# EXERCISE BRIEF
Sort through the entries below and pull out lines containing the word "hängen".

# INPUT
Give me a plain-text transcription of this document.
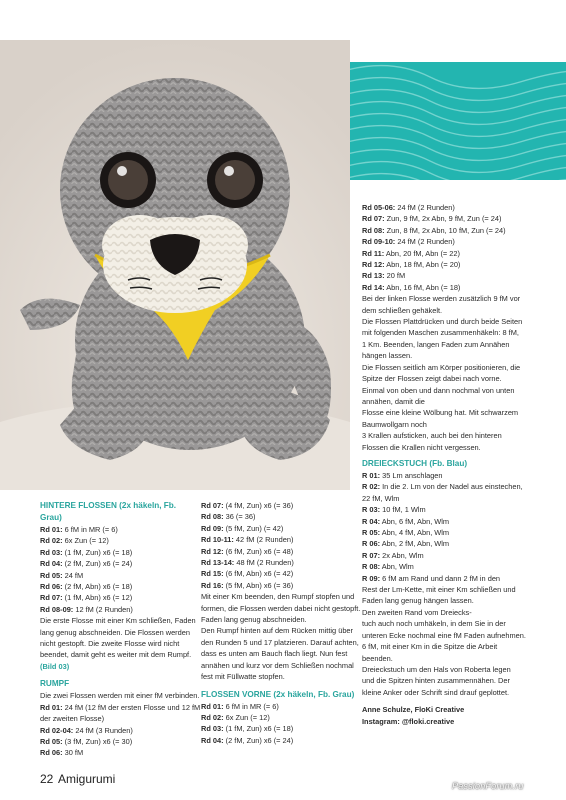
Rd 05-06: 24 fM (2 Runden)
Rd 07: Zun, 9 fM, 2x Abn, 9 fM, Zun (= 24)
Rd 08: Zun, 8 fM, 2x Abn, 10 fM, Zun (= 24)
Rd 09-10: 24 fM (2 Runden)
Rd 11: Abn, 20 fM, Abn (= 22)
Rd 12: Abn, 18 fM, Abn (= 20)
Rd 13: 20 fM
Rd 14: Abn, 16 fM, Abn (= 18)
Bei der linken Flosse werden zusätzlich 9 fM vor
dem schließen gehäkelt.
Die Flossen Plattdrücken und durch beide Seiten
mit folgenden Maschen zusammenhäkeln: 8 fM,
1 Km. Beenden, langen Faden zum Annähen
hängen lassen.
Die Flossen seitlich am Körper positionieren, die
Spitze der Flossen zeigt dabei nach vorne.
Einmal von oben und dann nochmal von unten
annähen, damit die
Flosse eine kleine Wölbung hat. Mit schwarzem
Baumwollgarn noch
3 Krallen aufsticken, auch bei den hinteren
Flossen die Krallen nicht vergessen.
DREIECKSTUCH (Fb. Blau)
R 01: 35 Lm anschlagen
R 02: In die 2. Lm von der Nadel aus einstechen,
22 fM, Wlm
R 03: 10 fM, 1 Wlm
R 04: Abn, 6 fM, Abn, Wlm
R 05: Abn, 4 fM, Abn, Wlm
R 06: Abn, 2 fM, Abn, Wlm
R 07: 2x Abn, Wlm
R 08: Abn, Wlm
R 09: 6 fM am Rand und dann 2 fM in den
Rest der Lm-Kette, mit einer Km schließen und
Faden lang genug hängen lassen.
Den zweiten Rand vom Dreiecks-
tuch auch noch umhäkeln, in dem Sie in der
unteren Ecke nochmal eine fM Faden aufnehmen.
6 fM, mit einer Km in die Spitze die Arbeit
beenden.
Dreieckstuch um den Hals von Roberta legen
und die Spitzen hinten zusammennähen. Der
kleine Anker oder Schrift sind drauf geplottet.
Anne Schulze, FloKi Creative
Instagram: @floki.creative
HINTERE FLOSSEN (2x häkeln, Fb. Grau)
Rd 01: 6 fM in MR (= 6)
Rd 02: 6x Zun (= 12)
Rd 03: (1 fM, Zun) x6 (= 18)
Rd 04: (2 fM, Zun) x6 (= 24)
Rd 05: 24 fM
Rd 06: (2 fM, Abn) x6 (= 18)
Rd 07: (1 fM, Abn) x6 (= 12)
Rd 08-09: 12 fM (2 Runden)
Die erste Flosse mit einer Km schließen, Faden
lang genug abschneiden. Die Flossen werden
nicht gestopft. Die zweite Flosse wird nicht
beendet, damit geht es weiter mit dem Rumpf.
(Bild 03)
RUMPF
Die zwei Flossen werden mit einer fM verbinden.
Rd 01: 24 fM (12 fM der ersten Flosse und 12 fM
der zweiten Flosse)
Rd 02-04: 24 fM (3 Runden)
Rd 05: (3 fM, Zun) x6 (= 30)
Rd 06: 30 fM
Rd 07: (4 fM, Zun) x6 (= 36)
Rd 08: 36 (= 36)
Rd 09: (5 fM, Zun) (= 42)
Rd 10-11: 42 fM (2 Runden)
Rd 12: (6 fM, Zun) x6 (= 48)
Rd 13-14: 48 fM (2 Runden)
Rd 15: (6 fM, Abn) x6 (= 42)
Rd 16: (5 fM, Abn) x6 (= 36)
Mit einer Km beenden, den Rumpf stopfen und
formen, die Flossen werden dabei nicht gestopft.
Faden lang genug abschneiden.
Den Rumpf hinten auf dem Rücken mittig über
den Runden 5 und 17 platzieren. Darauf achten,
dass es unten am Bauch flach liegt. Nun fest
annähen und kurz vor dem Schließen nochmal
fest mit Füllwatte stopfen.
FLOSSEN VORNE (2x häkeln, Fb. Grau)
Rd 01: 6 fM in MR (= 6)
Rd 02: 6x Zun (= 12)
Rd 03: (1 fM, Zun) x6 (= 18)
Rd 04: (2 fM, Zun) x6 (= 24)
22 Amigurumi	PassionForum.ru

# SOLUTION TO THIS TASK
hängen lassen.
Faden lang genug hängen lassen.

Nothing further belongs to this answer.